-------- Reading passage --------

The form participates in validation at two levels — the platform’s constraint validation (native, declarative, run by the browser) and the application’s business validation (in modules, runtime-routed, with semantic events). Both layers cooperate. The first catches obvious errors before the form submits. The second handles application-specific rules.

The next chapter (Chapter 50) covers styling — design tokens, cascade layers, container queries applied to the Kit component library. The patterns from this chapter and the previous ones get unified into a consistent visual system. Chapter 51 then ties everything together with the design-systems argument.

Implement kit-field, kit-text-field, and kit-checkbox from the patterns in this chapter.

Then build a complete signup form:

<form data-meta-event="signup.attempted">
<kit-field label="Display name" required>
<kit-text-field name="displayName" required minlength="3"></kit-text-field>
</kit-field>
<kit-field label="Email" required>
<kit-text-field name="email" type="email" required></kit-text-field>
</kit-field>
<kit-field label="Password" description="At least 8 characters" required>
<kit-text-field name="password" type="password" required minlength="8"></kit-text-field>
</kit-field>
<kit-field>
<kit-checkbox name="newsletter" value="yes">
Send me product updates
</kit-checkbox>
</kit-field>
<kit-button type="submit" variant="primary">Sign up</kit-button>
</form>

Test the form-participation behaviors:

  1. Constraint validation: Try to submit without filling required fields. Verify the browser blocks the submission, focuses the first invalid field, and shows validation messages.

--------

- _Action item A_
Do these statements agree with the form-validation passage above? (i) The platform's constraint validation is run by the browser. (ii) Chapter 51 covers styling with design tokens, cascade layers and container queries. (iii) The password field in the signup form requires a minimum length of 8. Answer yes or no for each, and quote the words of the passage that decide it.
- _Action item B_
Can you write the next part of the form-validation passage, picking up after its last line?

-------- Supplied information --------

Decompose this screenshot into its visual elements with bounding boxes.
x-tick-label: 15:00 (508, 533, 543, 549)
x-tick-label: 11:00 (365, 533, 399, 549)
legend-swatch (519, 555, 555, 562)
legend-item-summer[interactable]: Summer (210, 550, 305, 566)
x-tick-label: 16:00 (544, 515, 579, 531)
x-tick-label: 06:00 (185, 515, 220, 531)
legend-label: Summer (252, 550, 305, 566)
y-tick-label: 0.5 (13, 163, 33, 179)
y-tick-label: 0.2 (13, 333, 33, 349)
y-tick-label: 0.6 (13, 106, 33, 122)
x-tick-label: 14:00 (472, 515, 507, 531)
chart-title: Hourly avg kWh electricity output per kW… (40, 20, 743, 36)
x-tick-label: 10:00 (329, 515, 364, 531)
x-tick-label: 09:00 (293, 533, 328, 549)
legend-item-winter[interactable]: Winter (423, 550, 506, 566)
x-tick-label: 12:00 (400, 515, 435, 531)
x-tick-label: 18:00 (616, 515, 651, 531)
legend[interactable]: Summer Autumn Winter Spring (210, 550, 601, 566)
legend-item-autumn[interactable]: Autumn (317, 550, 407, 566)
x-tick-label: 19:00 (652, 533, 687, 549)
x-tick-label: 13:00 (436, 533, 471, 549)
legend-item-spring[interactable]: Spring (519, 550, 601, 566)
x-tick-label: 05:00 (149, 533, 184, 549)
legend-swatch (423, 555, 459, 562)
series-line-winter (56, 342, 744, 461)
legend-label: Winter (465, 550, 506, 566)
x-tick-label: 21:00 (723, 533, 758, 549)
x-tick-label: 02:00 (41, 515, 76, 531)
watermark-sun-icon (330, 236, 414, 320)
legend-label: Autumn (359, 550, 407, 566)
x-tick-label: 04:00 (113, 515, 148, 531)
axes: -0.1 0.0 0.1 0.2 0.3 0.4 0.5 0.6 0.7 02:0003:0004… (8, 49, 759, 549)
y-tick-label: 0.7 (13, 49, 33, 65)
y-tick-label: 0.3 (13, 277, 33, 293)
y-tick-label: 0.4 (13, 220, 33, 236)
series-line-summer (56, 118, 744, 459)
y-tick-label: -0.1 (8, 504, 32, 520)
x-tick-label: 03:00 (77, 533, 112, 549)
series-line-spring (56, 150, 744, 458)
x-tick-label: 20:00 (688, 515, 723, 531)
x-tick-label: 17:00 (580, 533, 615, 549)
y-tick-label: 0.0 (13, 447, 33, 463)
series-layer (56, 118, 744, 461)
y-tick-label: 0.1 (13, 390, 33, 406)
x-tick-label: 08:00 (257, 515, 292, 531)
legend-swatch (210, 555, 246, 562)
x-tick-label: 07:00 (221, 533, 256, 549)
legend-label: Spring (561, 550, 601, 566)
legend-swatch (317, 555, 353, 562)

--------

- _Answer area A_
(i) Yes: "native, declarative, run by the browser"
(ii) No: "The next chapter (Chapter 50) covers styling"
(iii) Yes: minlength="8"

- _Answer area B_
  2. FormData: When the form submits, log Object.fromEntries(new FormData(form)). Verify each kit-text-field and kit-checkbox value appears.
  3. Form reset: Add a reset button. Verify the kit-text-fields return to their default values and the kit-checkbox returns to unchecked.
  4. Disabled fieldset: Wrap the form in <fieldset disabled>. Verify all the Kit components show as disabled and don’t accept input.
  5. Custom validity: Use kitTextField.setCustomValidity('Some message') (if exposed) to mark a field invalid programmatically. Verify the form’s submission is blocked.
  6. Accessibility: Use VoiceOver/NVDA. Verify each field is announced with its label, and the password field’s description (At least 8 characters) is read.

Then integrate with the architecture:

  1. Wire the form’s data-meta-event="signup.attempted" to a signup module.
  2. The module receives the form’s data through the event payload.
  3. The module performs business validation and emits semantic events for failures (signup.email_taken, signup.password_too_weak) or successes (signup.succeeded).
  4. A UI module subscribes to the failure events and displays the appropriate error messages by setting the relevant kit-field’s error property.

Reflect on:

  1. How much of the form’s behavior came from the platform? (Constraint validation, label-input association, focus management, FormData assembly, submit-on-Enter.)
  2. How much from Lit? (Reactive properties, templating, scoped styles.)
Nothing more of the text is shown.